Write out the whole listing, matching it exactly.

□ □ □ □ □

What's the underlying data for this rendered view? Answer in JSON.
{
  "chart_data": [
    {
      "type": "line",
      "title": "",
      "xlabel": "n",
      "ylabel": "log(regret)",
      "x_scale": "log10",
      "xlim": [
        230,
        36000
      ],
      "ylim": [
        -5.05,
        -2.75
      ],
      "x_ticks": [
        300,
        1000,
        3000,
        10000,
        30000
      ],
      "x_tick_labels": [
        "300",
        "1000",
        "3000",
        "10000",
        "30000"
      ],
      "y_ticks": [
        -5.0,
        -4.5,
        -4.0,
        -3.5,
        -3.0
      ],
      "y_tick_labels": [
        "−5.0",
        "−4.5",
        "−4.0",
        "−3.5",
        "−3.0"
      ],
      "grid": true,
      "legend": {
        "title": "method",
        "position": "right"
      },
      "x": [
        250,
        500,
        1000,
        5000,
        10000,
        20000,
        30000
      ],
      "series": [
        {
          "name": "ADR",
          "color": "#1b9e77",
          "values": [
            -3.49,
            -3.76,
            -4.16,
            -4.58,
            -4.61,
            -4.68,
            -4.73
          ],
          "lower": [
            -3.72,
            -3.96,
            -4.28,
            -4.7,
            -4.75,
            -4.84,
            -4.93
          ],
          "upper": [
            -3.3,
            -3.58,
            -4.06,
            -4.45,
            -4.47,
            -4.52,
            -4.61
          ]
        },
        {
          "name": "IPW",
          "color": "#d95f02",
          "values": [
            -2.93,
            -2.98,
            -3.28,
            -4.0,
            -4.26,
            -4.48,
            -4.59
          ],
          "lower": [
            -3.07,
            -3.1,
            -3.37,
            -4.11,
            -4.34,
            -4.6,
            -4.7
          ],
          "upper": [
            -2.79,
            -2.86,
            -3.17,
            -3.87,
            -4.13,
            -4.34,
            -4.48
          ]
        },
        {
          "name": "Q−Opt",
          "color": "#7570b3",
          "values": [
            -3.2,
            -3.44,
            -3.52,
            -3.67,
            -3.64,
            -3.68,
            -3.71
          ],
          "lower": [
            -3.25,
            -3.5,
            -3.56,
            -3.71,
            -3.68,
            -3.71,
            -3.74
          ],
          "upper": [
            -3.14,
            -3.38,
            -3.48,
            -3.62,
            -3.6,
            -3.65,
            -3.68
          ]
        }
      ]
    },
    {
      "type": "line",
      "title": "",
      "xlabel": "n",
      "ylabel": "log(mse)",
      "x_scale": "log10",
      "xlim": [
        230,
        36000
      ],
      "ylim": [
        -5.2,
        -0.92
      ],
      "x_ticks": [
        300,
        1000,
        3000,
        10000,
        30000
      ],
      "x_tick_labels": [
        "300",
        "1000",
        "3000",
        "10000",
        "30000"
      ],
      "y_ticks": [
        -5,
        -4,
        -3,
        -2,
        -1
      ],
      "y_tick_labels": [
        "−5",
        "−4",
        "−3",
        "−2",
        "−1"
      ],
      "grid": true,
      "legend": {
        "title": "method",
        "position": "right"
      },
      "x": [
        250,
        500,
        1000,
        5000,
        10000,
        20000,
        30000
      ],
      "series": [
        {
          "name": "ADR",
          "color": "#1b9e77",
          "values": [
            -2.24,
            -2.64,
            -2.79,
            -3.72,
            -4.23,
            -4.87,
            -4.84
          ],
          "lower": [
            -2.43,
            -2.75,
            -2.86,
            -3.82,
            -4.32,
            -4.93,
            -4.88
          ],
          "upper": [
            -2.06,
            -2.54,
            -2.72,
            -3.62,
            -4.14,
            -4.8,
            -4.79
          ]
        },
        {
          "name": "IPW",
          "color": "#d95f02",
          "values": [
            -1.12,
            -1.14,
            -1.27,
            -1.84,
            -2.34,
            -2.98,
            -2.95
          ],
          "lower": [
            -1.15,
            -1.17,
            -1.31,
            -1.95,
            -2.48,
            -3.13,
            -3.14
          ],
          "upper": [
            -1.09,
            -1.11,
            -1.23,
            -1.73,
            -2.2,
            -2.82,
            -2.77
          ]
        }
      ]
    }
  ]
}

□ □ □ □ □

▶ **THE REPLY**
What's the underlying data for this rendered view? Answer in JSON.
{
  "chart_data": [
    {
      "type": "line",
      "title": "",
      "xlabel": "n",
      "ylabel": "log(regret)",
      "x_scale": "log10",
      "xlim": [
        230,
        36000
      ],
      "ylim": [
        -5.05,
        -2.75
      ],
      "x_ticks": [
        300,
        1000,
        3000,
        10000,
        30000
      ],
      "x_tick_labels": [
        "300",
        "1000",
        "3000",
        "10000",
        "30000"
      ],
      "y_ticks": [
        -5.0,
        -4.5,
        -4.0,
        -3.5,
        -3.0
      ],
      "y_tick_labels": [
        "−5.0",
        "−4.5",
        "−4.0",
        "−3.5",
        "−3.0"
      ],
      "grid": true,
      "legend": {
        "title": "method",
        "position": "right"
      },
      "x": [
        250,
        500,
        1000,
        5000,
        10000,
        20000,
        30000
      ],
      "series": [
        {
          "name": "ADR",
          "color": "#1b9e77",
          "values": [
            -3.49,
            -3.76,
            -4.16,
            -4.58,
            -4.61,
            -4.68,
            -4.73
          ],
          "lower": [
            -3.72,
            -3.96,
            -4.28,
            -4.7,
            -4.75,
            -4.84,
            -4.93
          ],
          "upper": [
            -3.3,
            -3.58,
            -4.06,
            -4.45,
            -4.47,
            -4.52,
            -4.61
          ]
        },
        {
          "name": "IPW",
          "color": "#d95f02",
          "values": [
            -2.93,
            -2.98,
            -3.28,
            -4.0,
            -4.26,
            -4.48,
            -4.59
          ],
          "lower": [
            -3.07,
            -3.1,
            -3.37,
            -4.11,
            -4.34,
            -4.6,
            -4.7
          ],
          "upper": [
            -2.79,
            -2.86,
            -3.17,
            -3.87,
            -4.13,
            -4.34,
            -4.48
          ]
        },
        {
          "name": "Q−Opt",
          "color": "#7570b3",
          "values": [
            -3.2,
            -3.44,
            -3.52,
            -3.67,
            -3.64,
            -3.68,
            -3.71
          ],
          "lower": [
            -3.25,
            -3.5,
            -3.56,
            -3.71,
            -3.68,
            -3.71,
            -3.74
          ],
          "upper": [
            -3.14,
            -3.38,
            -3.48,
            -3.62,
            -3.6,
            -3.65,
            -3.68
          ]
        }
      ]
    },
    {
      "type": "line",
      "title": "",
      "xlabel": "n",
      "ylabel": "log(mse)",
      "x_scale": "log10",
      "xlim": [
        230,
        36000
      ],
      "ylim": [
        -5.2,
        -0.92
      ],
      "x_ticks": [
        300,
        1000,
        3000,
        10000,
        30000
      ],
      "x_tick_labels": [
        "300",
        "1000",
        "3000",
        "10000",
        "30000"
      ],
      "y_ticks": [
        -5,
        -4,
        -3,
        -2,
        -1
      ],
      "y_tick_labels": [
        "−5",
        "−4",
        "−3",
        "−2",
        "−1"
      ],
      "grid": true,
      "legend": {
        "title": "method",
        "position": "right"
      },
      "x": [
        250,
        500,
        1000,
        5000,
        10000,
        20000,
        30000
      ],
      "series": [
        {
          "name": "ADR",
          "color": "#1b9e77",
          "values": [
            -2.24,
            -2.64,
            -2.79,
            -3.72,
            -4.23,
            -4.87,
            -4.84
          ],
          "lower": [
            -2.43,
            -2.75,
            -2.86,
            -3.82,
            -4.32,
            -4.93,
            -4.88
          ],
          "upper": [
            -2.06,
            -2.54,
            -2.72,
            -3.62,
            -4.14,
            -4.8,
            -4.79
          ]
        },
        {
          "name": "IPW",
          "color": "#d95f02",
          "values": [
            -1.12,
            -1.14,
            -1.27,
            -1.84,
            -2.34,
            -2.98,
            -2.95
          ],
          "lower": [
            -1.15,
            -1.17,
            -1.31,
            -1.95,
            -2.48,
            -3.13,
            -3.14
          ],
          "upper": [
            -1.09,
            -1.11,
            -1.23,
            -1.73,
            -2.2,
            -2.82,
            -2.77
          ]
        }
      ]
    }
  ]
}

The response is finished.